* _Recorded information_
■ ■ ■ ■

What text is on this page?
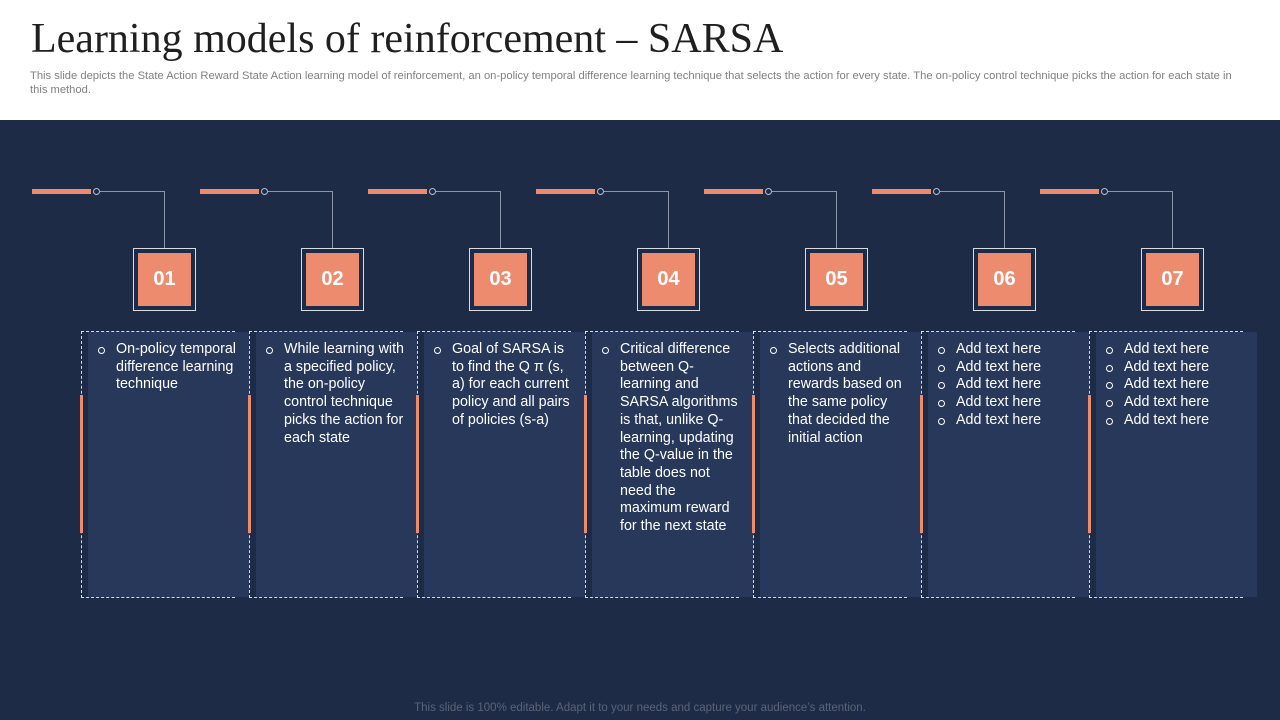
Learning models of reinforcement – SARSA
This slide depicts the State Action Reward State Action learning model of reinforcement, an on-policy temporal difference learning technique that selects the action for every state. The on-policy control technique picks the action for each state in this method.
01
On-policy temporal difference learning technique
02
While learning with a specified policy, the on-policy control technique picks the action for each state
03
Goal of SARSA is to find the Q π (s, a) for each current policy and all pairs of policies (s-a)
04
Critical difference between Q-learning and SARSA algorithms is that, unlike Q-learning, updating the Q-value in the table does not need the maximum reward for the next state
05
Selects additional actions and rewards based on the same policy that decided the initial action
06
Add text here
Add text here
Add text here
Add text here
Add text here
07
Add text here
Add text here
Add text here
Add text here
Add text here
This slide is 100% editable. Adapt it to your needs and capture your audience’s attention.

■ ■ ■ ■

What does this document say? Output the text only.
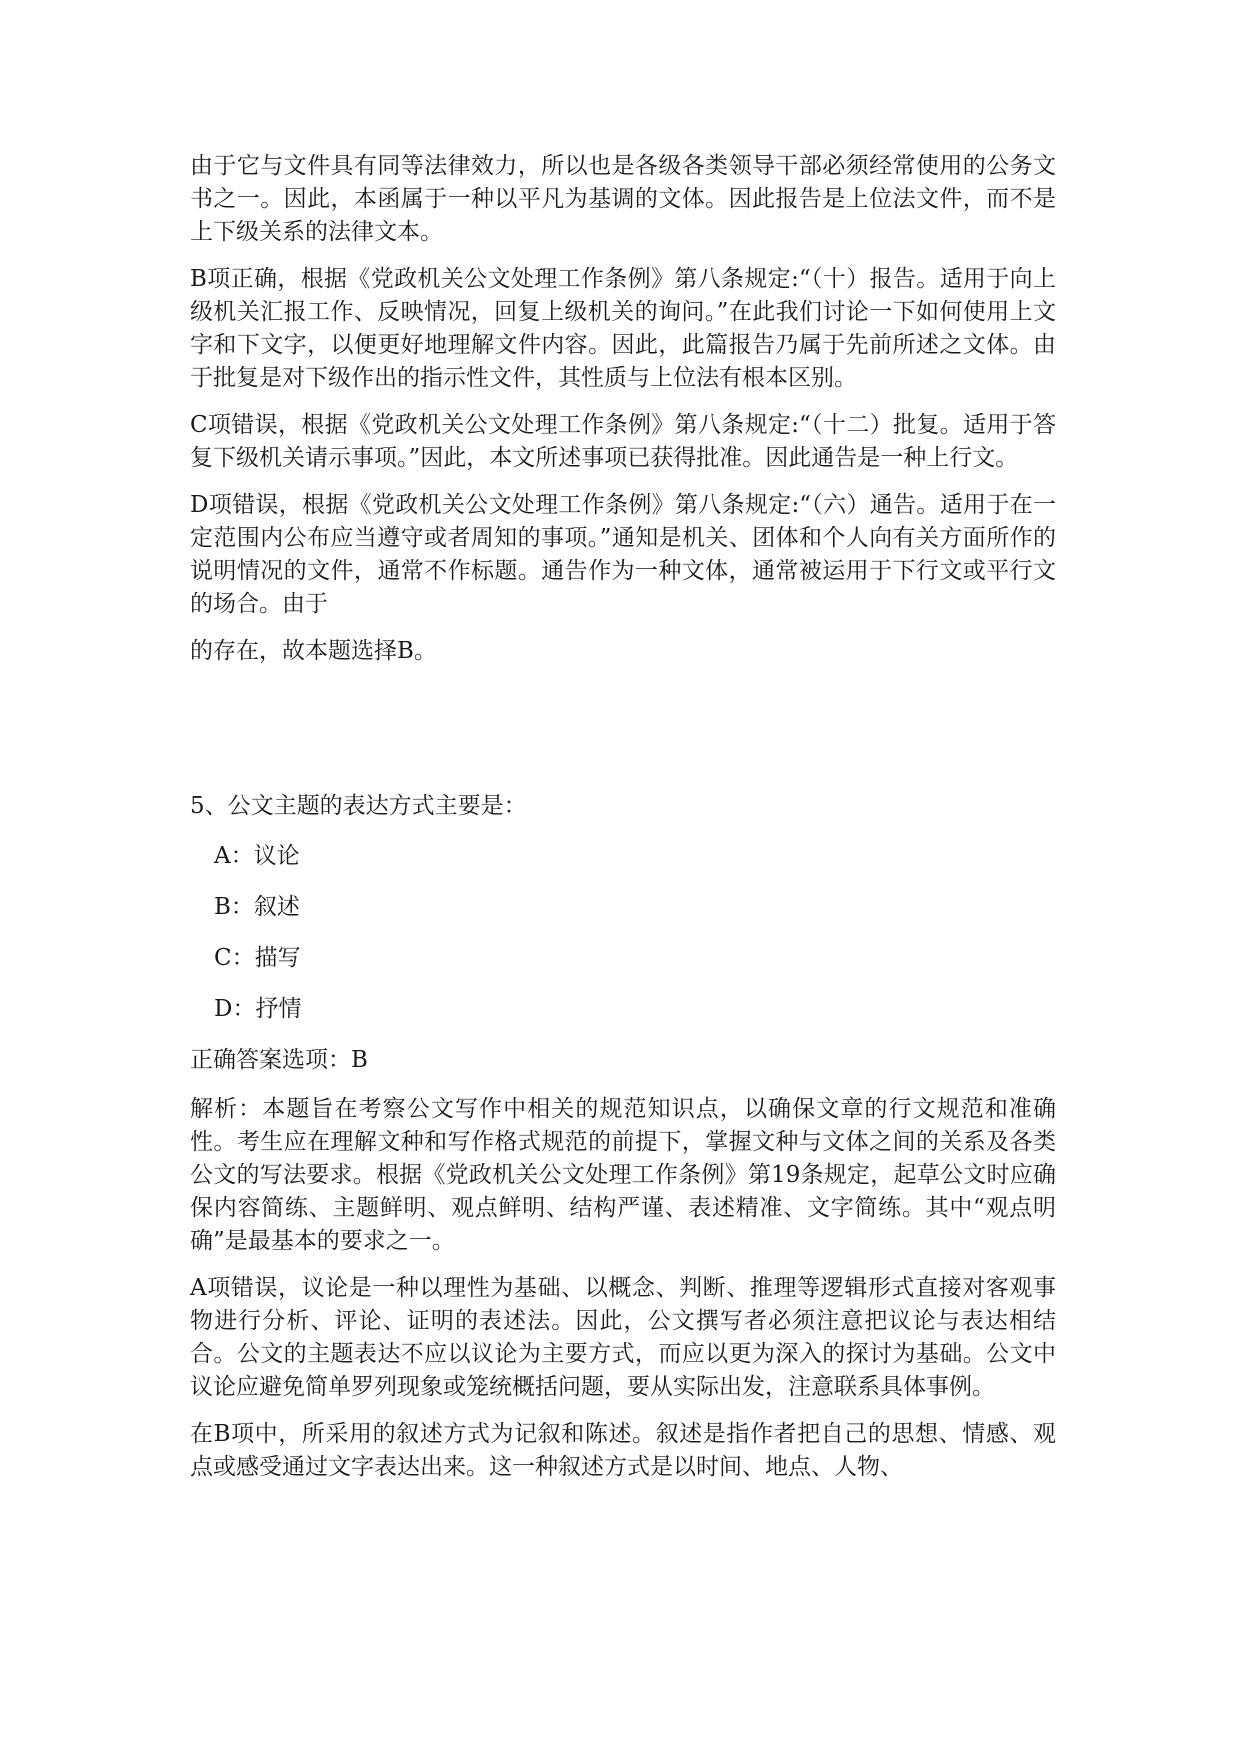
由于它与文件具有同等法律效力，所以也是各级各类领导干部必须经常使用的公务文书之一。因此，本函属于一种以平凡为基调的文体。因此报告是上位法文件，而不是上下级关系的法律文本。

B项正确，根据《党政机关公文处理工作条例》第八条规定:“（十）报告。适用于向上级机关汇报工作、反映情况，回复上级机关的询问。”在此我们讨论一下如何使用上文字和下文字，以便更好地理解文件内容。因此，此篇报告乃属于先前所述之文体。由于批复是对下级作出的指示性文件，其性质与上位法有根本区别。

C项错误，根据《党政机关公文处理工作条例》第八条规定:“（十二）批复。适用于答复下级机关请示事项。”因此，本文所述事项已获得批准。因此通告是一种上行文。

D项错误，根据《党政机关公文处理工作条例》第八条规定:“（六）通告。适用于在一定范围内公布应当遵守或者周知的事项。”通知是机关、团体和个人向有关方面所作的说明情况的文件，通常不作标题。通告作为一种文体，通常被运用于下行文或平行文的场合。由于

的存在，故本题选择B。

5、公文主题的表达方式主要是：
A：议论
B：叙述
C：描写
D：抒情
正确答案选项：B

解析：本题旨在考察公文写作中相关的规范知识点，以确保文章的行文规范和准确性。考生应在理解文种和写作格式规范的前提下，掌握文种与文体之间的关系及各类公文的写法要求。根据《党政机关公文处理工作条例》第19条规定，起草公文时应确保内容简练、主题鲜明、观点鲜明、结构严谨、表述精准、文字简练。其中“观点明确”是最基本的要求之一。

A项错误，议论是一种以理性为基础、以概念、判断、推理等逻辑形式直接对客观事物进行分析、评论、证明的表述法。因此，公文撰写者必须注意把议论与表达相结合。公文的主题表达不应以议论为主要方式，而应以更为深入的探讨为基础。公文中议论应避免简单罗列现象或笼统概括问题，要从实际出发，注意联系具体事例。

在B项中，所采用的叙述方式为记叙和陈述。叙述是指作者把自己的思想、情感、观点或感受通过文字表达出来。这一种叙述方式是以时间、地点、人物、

■ ■ ■ ■

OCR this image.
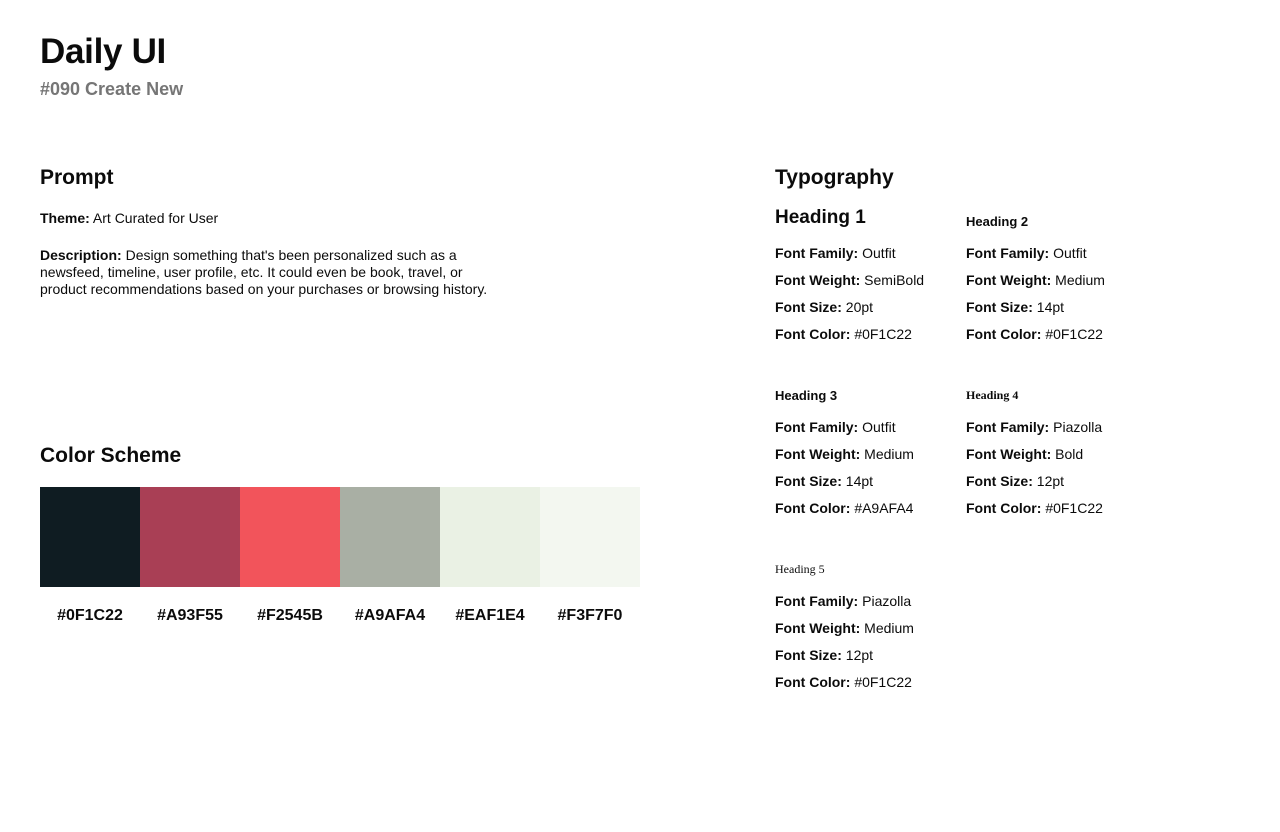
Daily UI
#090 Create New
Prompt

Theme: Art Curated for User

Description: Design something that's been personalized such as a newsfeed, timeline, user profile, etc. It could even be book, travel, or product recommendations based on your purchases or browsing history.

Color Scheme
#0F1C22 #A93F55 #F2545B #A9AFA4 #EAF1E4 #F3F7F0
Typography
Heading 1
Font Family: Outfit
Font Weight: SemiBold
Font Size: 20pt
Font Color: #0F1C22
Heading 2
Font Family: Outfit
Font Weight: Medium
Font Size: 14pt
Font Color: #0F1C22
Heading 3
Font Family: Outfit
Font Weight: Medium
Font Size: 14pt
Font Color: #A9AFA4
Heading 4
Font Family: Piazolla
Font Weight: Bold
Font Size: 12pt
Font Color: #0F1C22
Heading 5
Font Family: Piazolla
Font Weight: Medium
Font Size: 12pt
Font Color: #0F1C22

■ ■ ■ ■

* _Set task_
Copy every line of the listing containing the string "SARSA".

* _Solved exercise_
Learning models of reinforcement – SARSA
Goal of SARSA is to find the Q π (s, a) for each current policy and all pairs of policies (s-a)
Critical difference between Q-learning and SARSA algorithms is that, unlike Q-learning, updating the Q-value in the table does not need the maximum reward for the next state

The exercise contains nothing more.